***** DATA IN THIS EXERCISE
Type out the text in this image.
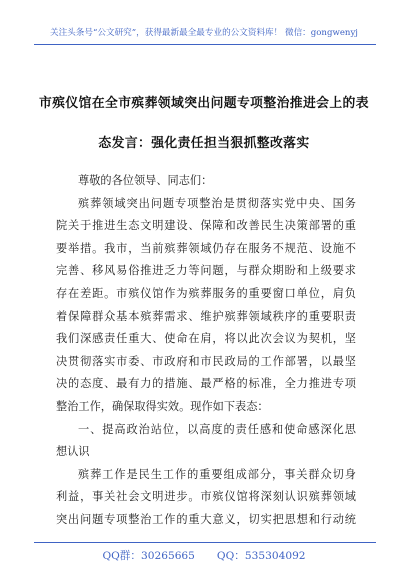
关注头条号“公文研究”，获得最新最全最专业的公文资料库！ 微信：gongwenyj
市殡仪馆在全市殡葬领域突出问题专项整治推进会上的表
态发言：强化责任担当狠抓整改落实
尊敬的各位领导、同志们：
殡葬领域突出问题专项整治是贯彻落实党中央、国务
院关于推进生态文明建设、保障和改善民生决策部署的重
要举措。我市，当前殡葬领域仍存在服务不规范、设施不
完善、移风易俗推进乏力等问题，与群众期盼和上级要求
存在差距。市殡仪馆作为殡葬服务的重要窗口单位，肩负
着保障群众基本殡葬需求、维护殡葬领域秩序的重要职责
我们深感责任重大、使命在肩，将以此次会议为契机，坚
决贯彻落实市委、市政府和市民政局的工作部署，以最坚
决的态度、最有力的措施、最严格的标准，全力推进专项
整治工作，确保取得实效。现作如下表态：
一、提高政治站位，以高度的责任感和使命感深化思
想认识
殡葬工作是民生工作的重要组成部分，事关群众切身
利益，事关社会文明进步。市殡仪馆将深刻认识殡葬领域
突出问题专项整治工作的重大意义，切实把思想和行动统
QQ群：30265665 QQ：535304092
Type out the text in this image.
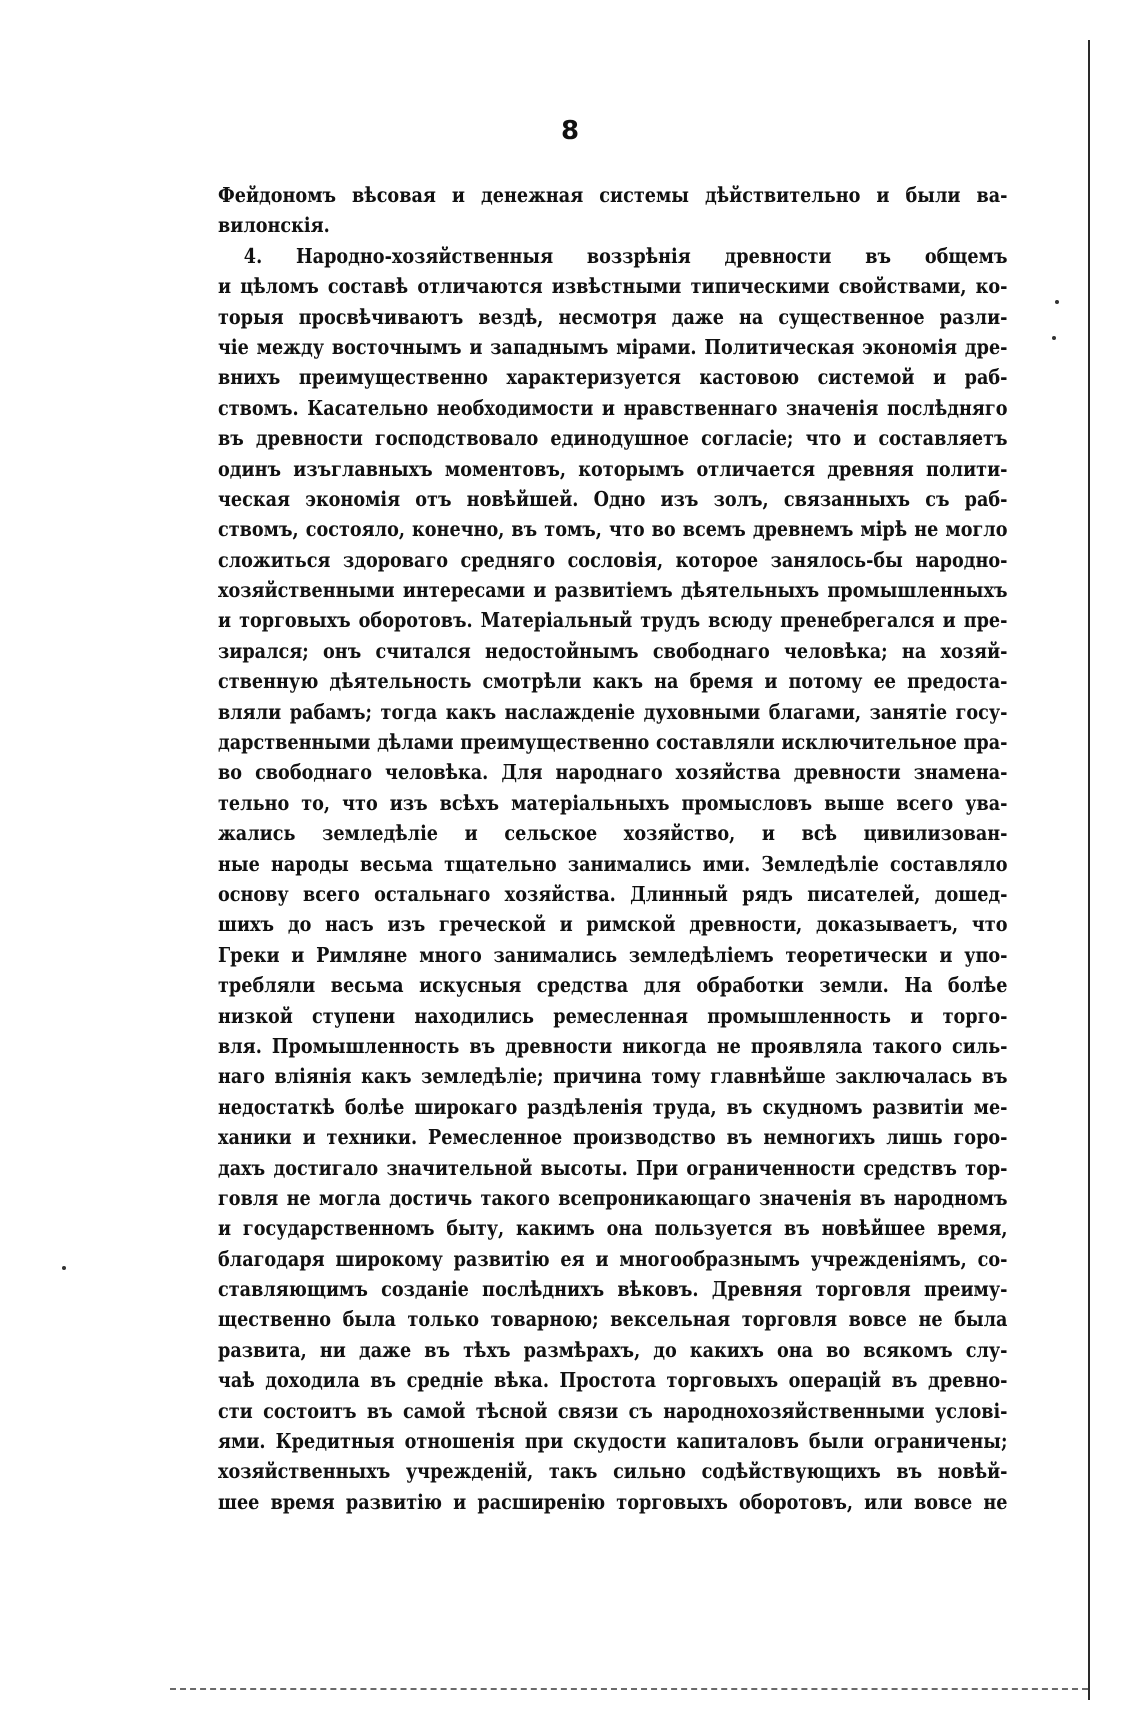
8
Фейдономъ вѣсовая и денежная системы дѣйствительно и были ва-
вилонскія.
4. Народно-хозяйственныя воззрѣнія древности въ общемъ
и цѣломъ составѣ отличаются извѣстными типическими свойствами, ко-
торыя просвѣчиваютъ вездѣ, несмотря даже на существенное разли-
чіе между восточнымъ и западнымъ мірами. Политическая экономія дре-
внихъ преимущественно характеризуется кастовою системой и раб-
ствомъ. Касательно необходимости и нравственнаго значенія послѣдняго
въ древности господствовало единодушное согласіе; что и составляетъ
одинъ изъглавныхъ моментовъ, которымъ отличается древняя полити-
ческая экономія отъ новѣйшей. Одно изъ золъ, связанныхъ съ раб-
ствомъ, состояло, конечно, въ томъ, что во всемъ древнемъ мірѣ не могло
сложиться здороваго средняго сословія, которое занялось-бы народно-
хозяйственными интересами и развитіемъ дѣятельныхъ промышленныхъ
и торговыхъ оборотовъ. Матеріальный трудъ всюду пренебрегался и пре-
зирался; онъ считался недостойнымъ свободнаго человѣка; на хозяй-
ственную дѣятельность смотрѣли какъ на бремя и потому ее предоста-
вляли рабамъ; тогда какъ наслажденіе духовными благами, занятіе госу-
дарственными дѣлами преимущественно составляли исключительное пра-
во свободнаго человѣка. Для народнаго хозяйства древности знамена-
тельно то, что изъ всѣхъ матеріальныхъ промысловъ выше всего ува-
жались земледѣліе и сельское хозяйство, и всѣ цивилизован-
ные народы весьма тщательно занимались ими. Земледѣліе составляло
основу всего остальнаго хозяйства. Длинный рядъ писателей, дошед-
шихъ до насъ изъ греческой и римской древности, доказываетъ, что
Греки и Римляне много занимались земледѣліемъ теоретически и упо-
требляли весьма искусныя средства для обработки земли. На болѣе
низкой ступени находились ремесленная промышленность и торго-
вля. Промышленность въ древности никогда не проявляла такого силь-
наго вліянія какъ земледѣліе; причина тому главнѣйше заключалась въ
недостаткѣ болѣе широкаго раздѣленія труда, въ скудномъ развитіи ме-
ханики и техники. Ремесленное производство въ немногихъ лишь горо-
дахъ достигало значительной высоты. При ограниченности средствъ тор-
говля не могла достичь такого всепроникающаго значенія въ народномъ
и государственномъ быту, какимъ она пользуется въ новѣйшее время,
благодаря широкому развитію ея и многообразнымъ учрежденіямъ, со-
ставляющимъ созданіе послѣднихъ вѣковъ. Древняя торговля преиму-
щественно была только товарною; вексельная торговля вовсе не была
развита, ни даже въ тѣхъ размѣрахъ, до какихъ она во всякомъ слу-
чаѣ доходила въ средніе вѣка. Простота торговыхъ операцій въ древно-
сти состоитъ въ самой тѣсной связи съ народнохозяйственными услові-
ями. Кредитныя отношенія при скудости капиталовъ были ограничены;
хозяйственныхъ учрежденій, такъ сильно содѣйствующихъ въ новѣй-
шее время развитію и расширенію торговыхъ оборотовъ, или вовсе не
**********
- _PROBLEM REQUIREMENTS_: Go through the entries above and pull out each line with "торговля" in it.

- _FINAL RESULT_:
ставляющимъ созданіе послѣднихъ вѣковъ. Древняя торговля преиму-
щественно была только товарною; вексельная торговля вовсе не была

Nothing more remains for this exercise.